**What you should do**. Take every line that has the string "name" and copy it out.

**Records for this exercise**.
__________________________________________________
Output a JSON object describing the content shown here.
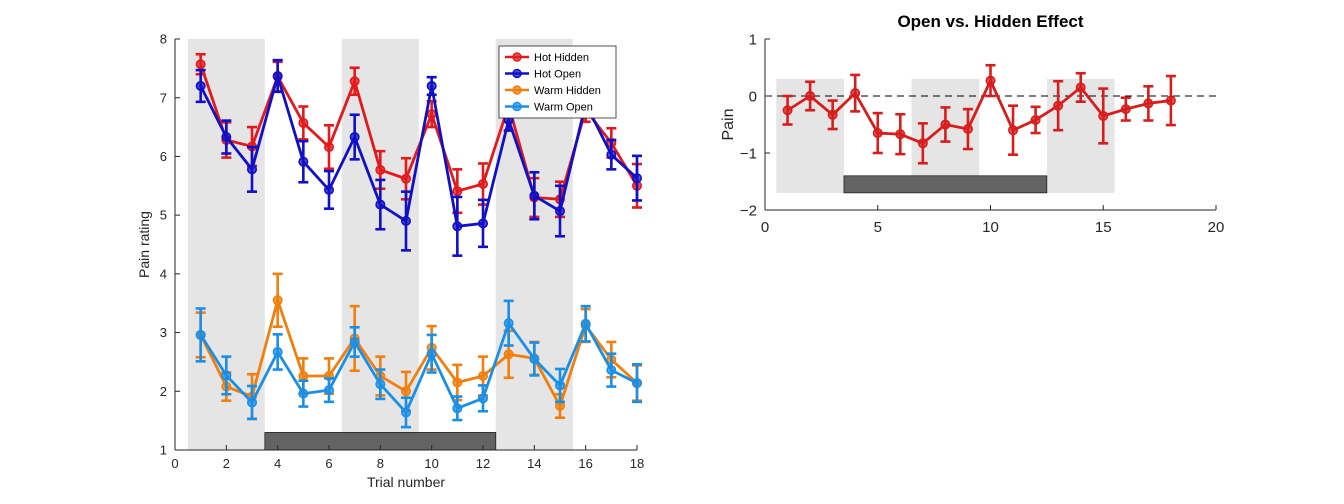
{
  "chart_data": [
    {
      "type": "line",
      "title": "",
      "xlabel": "Trial number",
      "ylabel": "Pain rating",
      "xlim": [
        0,
        18
      ],
      "ylim": [
        1,
        8
      ],
      "xticks": [
        "0",
        "2",
        "4",
        "6",
        "8",
        "10",
        "12",
        "14",
        "16",
        "18"
      ],
      "yticks": [
        "1",
        "2",
        "3",
        "4",
        "5",
        "6",
        "7",
        "8"
      ],
      "grid": false,
      "legend_position": "top-right",
      "shaded_trial_blocks": [
        [
          0.5,
          3.5
        ],
        [
          6.5,
          9.5
        ],
        [
          12.5,
          15.5
        ]
      ],
      "dark_bar": {
        "x": [
          3.5,
          12.5
        ],
        "y": [
          1.0,
          1.3
        ]
      },
      "x": [
        1,
        2,
        3,
        4,
        5,
        6,
        7,
        8,
        9,
        10,
        11,
        12,
        13,
        14,
        15,
        16,
        17,
        18
      ],
      "series": [
        {
          "name": "Hot Hidden",
          "color": "#e31a1c",
          "values": [
            7.57,
            6.28,
            6.17,
            7.36,
            6.57,
            6.16,
            7.28,
            5.77,
            5.62,
            6.72,
            5.41,
            5.53,
            6.87,
            5.3,
            5.27,
            6.79,
            6.23,
            5.5
          ],
          "errors": [
            0.17,
            0.3,
            0.33,
            0.25,
            0.28,
            0.37,
            0.23,
            0.32,
            0.35,
            0.22,
            0.37,
            0.35,
            0.28,
            0.33,
            0.3,
            0.2,
            0.25,
            0.37
          ]
        },
        {
          "name": "Hot Open",
          "color": "#1010c8",
          "values": [
            7.2,
            6.33,
            5.78,
            7.37,
            5.91,
            5.43,
            6.33,
            5.18,
            4.9,
            7.2,
            4.81,
            4.86,
            6.62,
            5.33,
            5.07,
            6.9,
            6.03,
            5.63
          ],
          "errors": [
            0.27,
            0.28,
            0.38,
            0.27,
            0.35,
            0.32,
            0.38,
            0.42,
            0.5,
            0.15,
            0.5,
            0.4,
            0.18,
            0.4,
            0.43,
            0.22,
            0.25,
            0.38
          ]
        },
        {
          "name": "Warm Hidden",
          "color": "#f07f0e",
          "values": [
            2.96,
            2.08,
            1.91,
            3.55,
            2.26,
            2.26,
            2.9,
            2.26,
            2.0,
            2.74,
            2.15,
            2.26,
            2.63,
            2.56,
            1.75,
            3.12,
            2.54,
            2.14
          ],
          "errors": [
            0.38,
            0.24,
            0.38,
            0.45,
            0.3,
            0.3,
            0.55,
            0.33,
            0.33,
            0.37,
            0.3,
            0.33,
            0.4,
            0.28,
            0.2,
            0.28,
            0.3,
            0.3
          ]
        },
        {
          "name": "Warm Open",
          "color": "#1a8fe8",
          "values": [
            2.96,
            2.27,
            1.81,
            2.67,
            1.96,
            2.02,
            2.84,
            2.12,
            1.64,
            2.64,
            1.71,
            1.88,
            3.16,
            2.55,
            2.1,
            3.15,
            2.36,
            2.14
          ],
          "errors": [
            0.45,
            0.32,
            0.28,
            0.3,
            0.22,
            0.2,
            0.25,
            0.25,
            0.25,
            0.32,
            0.2,
            0.22,
            0.38,
            0.28,
            0.28,
            0.3,
            0.28,
            0.32
          ]
        }
      ]
    },
    {
      "type": "line",
      "title": "Open vs. Hidden Effect",
      "xlabel": "",
      "ylabel": "Pain",
      "xlim": [
        0,
        20
      ],
      "ylim": [
        -2,
        1
      ],
      "xticks": [
        "0",
        "5",
        "10",
        "15",
        "20"
      ],
      "yticks": [
        "-2",
        "-1",
        "0",
        "1"
      ],
      "grid": false,
      "zero_reference_line": "dashed",
      "shaded_trial_blocks": [
        [
          0.5,
          3.5
        ],
        [
          6.5,
          9.5
        ],
        [
          12.5,
          15.5
        ]
      ],
      "shaded_y_range": [
        -1.7,
        0.3
      ],
      "dark_bar": {
        "x": [
          3.5,
          12.5
        ],
        "y": [
          -1.7,
          -1.4
        ]
      },
      "x": [
        1,
        2,
        3,
        4,
        5,
        6,
        7,
        8,
        9,
        10,
        11,
        12,
        13,
        14,
        15,
        16,
        17,
        18
      ],
      "series": [
        {
          "name": "",
          "color": "#d81d1d",
          "values": [
            -0.25,
            0.0,
            -0.33,
            0.05,
            -0.65,
            -0.67,
            -0.83,
            -0.5,
            -0.58,
            0.27,
            -0.6,
            -0.42,
            -0.17,
            0.15,
            -0.35,
            -0.23,
            -0.13,
            -0.08
          ],
          "errors": [
            0.25,
            0.25,
            0.25,
            0.32,
            0.35,
            0.35,
            0.35,
            0.3,
            0.35,
            0.27,
            0.43,
            0.23,
            0.43,
            0.25,
            0.48,
            0.2,
            0.3,
            0.43
          ]
        }
      ]
    }
  ]
}
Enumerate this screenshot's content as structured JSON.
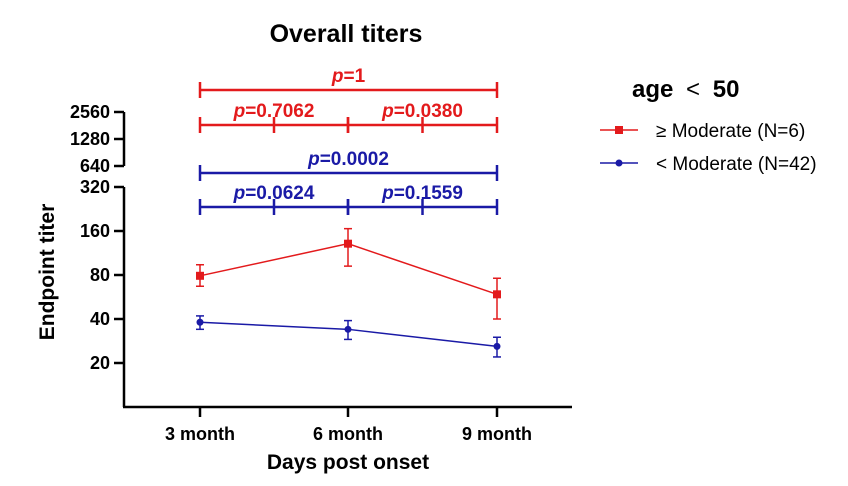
{
  "chart_data": {
    "type": "line",
    "title": "Overall titers",
    "xlabel": "Days post onset",
    "ylabel": "Endpoint titer",
    "yscale": "log2",
    "categories": [
      "3 month",
      "6 month",
      "9 month"
    ],
    "lower_axis": {
      "ylim": [
        10,
        320
      ],
      "ticks": [
        20,
        40,
        80,
        160,
        320
      ]
    },
    "upper_axis": {
      "ylim": [
        640,
        2560
      ],
      "ticks": [
        640,
        1280,
        2560
      ]
    },
    "series": [
      {
        "name": "≥ Moderate (N=6)",
        "color": "#e31a1c",
        "marker": "square",
        "values": [
          79,
          131,
          59
        ],
        "error_low": [
          67,
          92,
          40
        ],
        "error_high": [
          94,
          166,
          76
        ]
      },
      {
        "name": "< Moderate (N=42)",
        "color": "#1a1aa6",
        "marker": "circle",
        "values": [
          38,
          34,
          26
        ],
        "error_low": [
          34,
          29,
          22
        ],
        "error_high": [
          42,
          39,
          30
        ]
      }
    ],
    "legend": {
      "title_prefix": "age",
      "title_symbol": "<",
      "title_value": "50",
      "position": "right"
    },
    "annotations": [
      {
        "group": "≥ Moderate",
        "color": "#e31a1c",
        "from": 0,
        "to": 2,
        "p_symbol": "p",
        "p_value": "=1"
      },
      {
        "group": "≥ Moderate",
        "color": "#e31a1c",
        "from": 0,
        "to": 1,
        "p_symbol": "p",
        "p_value": "=0.7062"
      },
      {
        "group": "≥ Moderate",
        "color": "#e31a1c",
        "from": 1,
        "to": 2,
        "p_symbol": "p",
        "p_value": "=0.0380"
      },
      {
        "group": "< Moderate",
        "color": "#1a1aa6",
        "from": 0,
        "to": 2,
        "p_symbol": "p",
        "p_value": "=0.0002"
      },
      {
        "group": "< Moderate",
        "color": "#1a1aa6",
        "from": 0,
        "to": 1,
        "p_symbol": "p",
        "p_value": "=0.0624"
      },
      {
        "group": "< Moderate",
        "color": "#1a1aa6",
        "from": 1,
        "to": 2,
        "p_symbol": "p",
        "p_value": "=0.1559"
      }
    ]
  }
}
__________________________________________________
**Answer in full**.
          "name": "Hot Hidden",
          "name": "Hot Open",
          "name": "Warm Hidden",
          "name": "Warm Open",
          "name": "",
        "name": "≥ Moderate (N=6)",
        "name": "< Moderate (N=42)",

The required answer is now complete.